- [TASK DETAILS]:
Repeat, without any change, the entries presented below.

Records from a data source

*-*-*

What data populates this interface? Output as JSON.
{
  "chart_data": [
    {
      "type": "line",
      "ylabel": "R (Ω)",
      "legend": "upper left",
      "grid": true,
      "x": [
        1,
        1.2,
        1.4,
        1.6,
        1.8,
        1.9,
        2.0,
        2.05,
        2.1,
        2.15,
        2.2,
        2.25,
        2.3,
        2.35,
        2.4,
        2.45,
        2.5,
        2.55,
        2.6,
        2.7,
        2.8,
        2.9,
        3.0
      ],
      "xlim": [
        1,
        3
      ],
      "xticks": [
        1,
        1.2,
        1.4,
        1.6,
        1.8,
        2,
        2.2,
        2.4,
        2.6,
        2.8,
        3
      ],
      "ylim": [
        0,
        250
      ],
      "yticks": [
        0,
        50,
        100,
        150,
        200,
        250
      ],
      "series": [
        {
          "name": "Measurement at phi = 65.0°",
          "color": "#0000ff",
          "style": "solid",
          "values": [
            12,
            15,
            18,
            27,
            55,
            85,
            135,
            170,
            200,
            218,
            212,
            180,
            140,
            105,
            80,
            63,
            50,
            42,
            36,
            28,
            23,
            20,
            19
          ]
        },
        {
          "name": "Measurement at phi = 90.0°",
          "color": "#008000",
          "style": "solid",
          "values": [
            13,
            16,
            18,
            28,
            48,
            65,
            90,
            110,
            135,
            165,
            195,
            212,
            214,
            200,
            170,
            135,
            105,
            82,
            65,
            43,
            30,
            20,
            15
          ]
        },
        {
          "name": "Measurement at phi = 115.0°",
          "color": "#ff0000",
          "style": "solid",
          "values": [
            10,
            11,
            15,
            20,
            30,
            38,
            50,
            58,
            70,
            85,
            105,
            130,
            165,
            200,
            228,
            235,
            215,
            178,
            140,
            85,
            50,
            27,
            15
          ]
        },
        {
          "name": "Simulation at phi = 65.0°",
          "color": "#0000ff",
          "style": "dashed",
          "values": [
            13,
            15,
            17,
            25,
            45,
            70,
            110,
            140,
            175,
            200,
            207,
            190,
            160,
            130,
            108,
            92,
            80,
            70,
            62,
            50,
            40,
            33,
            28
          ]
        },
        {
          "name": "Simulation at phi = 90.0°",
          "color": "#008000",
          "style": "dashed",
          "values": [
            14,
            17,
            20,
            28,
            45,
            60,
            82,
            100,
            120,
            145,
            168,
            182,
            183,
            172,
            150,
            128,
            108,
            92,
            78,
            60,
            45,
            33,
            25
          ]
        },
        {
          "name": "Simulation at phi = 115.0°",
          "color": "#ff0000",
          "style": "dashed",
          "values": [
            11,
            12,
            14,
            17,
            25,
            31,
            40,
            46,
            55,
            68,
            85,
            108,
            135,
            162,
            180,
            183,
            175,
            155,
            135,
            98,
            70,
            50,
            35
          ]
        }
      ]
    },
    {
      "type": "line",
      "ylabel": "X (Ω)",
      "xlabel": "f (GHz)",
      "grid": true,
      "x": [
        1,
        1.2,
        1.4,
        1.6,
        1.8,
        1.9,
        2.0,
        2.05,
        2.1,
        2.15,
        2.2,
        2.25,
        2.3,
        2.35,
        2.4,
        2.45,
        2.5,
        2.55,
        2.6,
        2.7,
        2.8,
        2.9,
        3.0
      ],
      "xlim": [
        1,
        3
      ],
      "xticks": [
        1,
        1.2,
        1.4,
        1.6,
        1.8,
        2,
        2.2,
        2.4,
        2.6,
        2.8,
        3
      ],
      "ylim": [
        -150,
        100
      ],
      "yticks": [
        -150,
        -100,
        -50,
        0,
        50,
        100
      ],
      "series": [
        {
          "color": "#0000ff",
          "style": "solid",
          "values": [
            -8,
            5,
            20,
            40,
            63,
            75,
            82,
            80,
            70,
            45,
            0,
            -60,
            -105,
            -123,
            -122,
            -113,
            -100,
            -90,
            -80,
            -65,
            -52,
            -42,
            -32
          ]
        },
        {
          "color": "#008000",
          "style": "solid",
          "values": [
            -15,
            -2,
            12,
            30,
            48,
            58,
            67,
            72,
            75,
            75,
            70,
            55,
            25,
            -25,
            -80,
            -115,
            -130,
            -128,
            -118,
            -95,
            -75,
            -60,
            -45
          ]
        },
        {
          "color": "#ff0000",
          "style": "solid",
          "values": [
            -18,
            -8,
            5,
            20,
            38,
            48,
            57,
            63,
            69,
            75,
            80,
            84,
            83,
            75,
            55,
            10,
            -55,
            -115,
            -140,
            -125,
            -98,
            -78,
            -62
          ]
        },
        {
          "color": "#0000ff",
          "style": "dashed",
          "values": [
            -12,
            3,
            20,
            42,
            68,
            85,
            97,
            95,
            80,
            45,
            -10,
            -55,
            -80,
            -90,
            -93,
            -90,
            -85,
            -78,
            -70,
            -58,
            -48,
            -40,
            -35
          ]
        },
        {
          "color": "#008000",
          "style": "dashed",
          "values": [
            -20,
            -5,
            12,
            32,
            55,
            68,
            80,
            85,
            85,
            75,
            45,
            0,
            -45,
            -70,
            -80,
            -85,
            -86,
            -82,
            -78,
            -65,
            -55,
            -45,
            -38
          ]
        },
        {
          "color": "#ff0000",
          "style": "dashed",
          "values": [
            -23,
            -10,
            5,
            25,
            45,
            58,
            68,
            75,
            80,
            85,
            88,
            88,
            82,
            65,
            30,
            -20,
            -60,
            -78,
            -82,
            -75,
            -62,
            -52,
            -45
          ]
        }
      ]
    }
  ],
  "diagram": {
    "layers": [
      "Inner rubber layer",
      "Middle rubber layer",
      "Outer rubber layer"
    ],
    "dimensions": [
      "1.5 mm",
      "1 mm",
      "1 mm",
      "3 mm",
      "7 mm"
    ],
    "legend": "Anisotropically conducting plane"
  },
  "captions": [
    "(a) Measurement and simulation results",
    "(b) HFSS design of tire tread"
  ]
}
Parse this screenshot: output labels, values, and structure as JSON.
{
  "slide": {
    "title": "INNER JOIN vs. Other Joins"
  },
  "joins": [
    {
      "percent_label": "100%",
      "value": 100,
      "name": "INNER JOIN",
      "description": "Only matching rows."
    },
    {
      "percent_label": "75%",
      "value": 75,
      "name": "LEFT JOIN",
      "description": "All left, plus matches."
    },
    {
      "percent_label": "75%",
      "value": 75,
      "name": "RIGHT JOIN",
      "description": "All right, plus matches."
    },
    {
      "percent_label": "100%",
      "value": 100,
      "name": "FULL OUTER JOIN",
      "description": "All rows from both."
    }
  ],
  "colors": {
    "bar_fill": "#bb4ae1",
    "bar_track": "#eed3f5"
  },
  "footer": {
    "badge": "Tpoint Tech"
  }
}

*-*-*

- [IN RESPONSE]:
What data populates this interface? Output as JSON.
{
  "chart_data": [
    {
      "type": "line",
      "ylabel": "R (Ω)",
      "legend": "upper left",
      "grid": true,
      "x": [
        1,
        1.2,
        1.4,
        1.6,
        1.8,
        1.9,
        2.0,
        2.05,
        2.1,
        2.15,
        2.2,
        2.25,
        2.3,
        2.35,
        2.4,
        2.45,
        2.5,
        2.55,
        2.6,
        2.7,
        2.8,
        2.9,
        3.0
      ],
      "xlim": [
        1,
        3
      ],
      "xticks": [
        1,
        1.2,
        1.4,
        1.6,
        1.8,
        2,
        2.2,
        2.4,
        2.6,
        2.8,
        3
      ],
      "ylim": [
        0,
        250
      ],
      "yticks": [
        0,
        50,
        100,
        150,
        200,
        250
      ],
      "series": [
        {
          "name": "Measurement at phi = 65.0°",
          "color": "#0000ff",
          "style": "solid",
          "values": [
            12,
            15,
            18,
            27,
            55,
            85,
            135,
            170,
            200,
            218,
            212,
            180,
            140,
            105,
            80,
            63,
            50,
            42,
            36,
            28,
            23,
            20,
            19
          ]
        },
        {
          "name": "Measurement at phi = 90.0°",
          "color": "#008000",
          "style": "solid",
          "values": [
            13,
            16,
            18,
            28,
            48,
            65,
            90,
            110,
            135,
            165,
            195,
            212,
            214,
            200,
            170,
            135,
            105,
            82,
            65,
            43,
            30,
            20,
            15
          ]
        },
        {
          "name": "Measurement at phi = 115.0°",
          "color": "#ff0000",
          "style": "solid",
          "values": [
            10,
            11,
            15,
            20,
            30,
            38,
            50,
            58,
            70,
            85,
            105,
            130,
            165,
            200,
            228,
            235,
            215,
            178,
            140,
            85,
            50,
            27,
            15
          ]
        },
        {
          "name": "Simulation at phi = 65.0°",
          "color": "#0000ff",
          "style": "dashed",
          "values": [
            13,
            15,
            17,
            25,
            45,
            70,
            110,
            140,
            175,
            200,
            207,
            190,
            160,
            130,
            108,
            92,
            80,
            70,
            62,
            50,
            40,
            33,
            28
          ]
        },
        {
          "name": "Simulation at phi = 90.0°",
          "color": "#008000",
          "style": "dashed",
          "values": [
            14,
            17,
            20,
            28,
            45,
            60,
            82,
            100,
            120,
            145,
            168,
            182,
            183,
            172,
            150,
            128,
            108,
            92,
            78,
            60,
            45,
            33,
            25
          ]
        },
        {
          "name": "Simulation at phi = 115.0°",
          "color": "#ff0000",
          "style": "dashed",
          "values": [
            11,
            12,
            14,
            17,
            25,
            31,
            40,
            46,
            55,
            68,
            85,
            108,
            135,
            162,
            180,
            183,
            175,
            155,
            135,
            98,
            70,
            50,
            35
          ]
        }
      ]
    },
    {
      "type": "line",
      "ylabel": "X (Ω)",
      "xlabel": "f (GHz)",
      "grid": true,
      "x": [
        1,
        1.2,
        1.4,
        1.6,
        1.8,
        1.9,
        2.0,
        2.05,
        2.1,
        2.15,
        2.2,
        2.25,
        2.3,
        2.35,
        2.4,
        2.45,
        2.5,
        2.55,
        2.6,
        2.7,
        2.8,
        2.9,
        3.0
      ],
      "xlim": [
        1,
        3
      ],
      "xticks": [
        1,
        1.2,
        1.4,
        1.6,
        1.8,
        2,
        2.2,
        2.4,
        2.6,
        2.8,
        3
      ],
      "ylim": [
        -150,
        100
      ],
      "yticks": [
        -150,
        -100,
        -50,
        0,
        50,
        100
      ],
      "series": [
        {
          "color": "#0000ff",
          "style": "solid",
          "values": [
            -8,
            5,
            20,
            40,
            63,
            75,
            82,
            80,
            70,
            45,
            0,
            -60,
            -105,
            -123,
            -122,
            -113,
            -100,
            -90,
            -80,
            -65,
            -52,
            -42,
            -32
          ]
        },
        {
          "color": "#008000",
          "style": "solid",
          "values": [
            -15,
            -2,
            12,
            30,
            48,
            58,
            67,
            72,
            75,
            75,
            70,
            55,
            25,
            -25,
            -80,
            -115,
            -130,
            -128,
            -118,
            -95,
            -75,
            -60,
            -45
          ]
        },
        {
          "color": "#ff0000",
          "style": "solid",
          "values": [
            -18,
            -8,
            5,
            20,
            38,
            48,
            57,
            63,
            69,
            75,
            80,
            84,
            83,
            75,
            55,
            10,
            -55,
            -115,
            -140,
            -125,
            -98,
            -78,
            -62
          ]
        },
        {
          "color": "#0000ff",
          "style": "dashed",
          "values": [
            -12,
            3,
            20,
            42,
            68,
            85,
            97,
            95,
            80,
            45,
            -10,
            -55,
            -80,
            -90,
            -93,
            -90,
            -85,
            -78,
            -70,
            -58,
            -48,
            -40,
            -35
          ]
        },
        {
          "color": "#008000",
          "style": "dashed",
          "values": [
            -20,
            -5,
            12,
            32,
            55,
            68,
            80,
            85,
            85,
            75,
            45,
            0,
            -45,
            -70,
            -80,
            -85,
            -86,
            -82,
            -78,
            -65,
            -55,
            -45,
            -38
          ]
        },
        {
          "color": "#ff0000",
          "style": "dashed",
          "values": [
            -23,
            -10,
            5,
            25,
            45,
            58,
            68,
            75,
            80,
            85,
            88,
            88,
            82,
            65,
            30,
            -20,
            -60,
            -78,
            -82,
            -75,
            -62,
            -52,
            -45
          ]
        }
      ]
    }
  ],
  "diagram": {
    "layers": [
      "Inner rubber layer",
      "Middle rubber layer",
      "Outer rubber layer"
    ],
    "dimensions": [
      "1.5 mm",
      "1 mm",
      "1 mm",
      "3 mm",
      "7 mm"
    ],
    "legend": "Anisotropically conducting plane"
  },
  "captions": [
    "(a) Measurement and simulation results",
    "(b) HFSS design of tire tread"
  ]
}
Parse this screenshot: output labels, values, and structure as JSON.
{
  "slide": {
    "title": "INNER JOIN vs. Other Joins"
  },
  "joins": [
    {
      "percent_label": "100%",
      "value": 100,
      "name": "INNER JOIN",
      "description": "Only matching rows."
    },
    {
      "percent_label": "75%",
      "value": 75,
      "name": "LEFT JOIN",
      "description": "All left, plus matches."
    },
    {
      "percent_label": "75%",
      "value": 75,
      "name": "RIGHT JOIN",
      "description": "All right, plus matches."
    },
    {
      "percent_label": "100%",
      "value": 100,
      "name": "FULL OUTER JOIN",
      "description": "All rows from both."
    }
  ],
  "colors": {
    "bar_fill": "#bb4ae1",
    "bar_track": "#eed3f5"
  },
  "footer": {
    "badge": "Tpoint Tech"
  }
}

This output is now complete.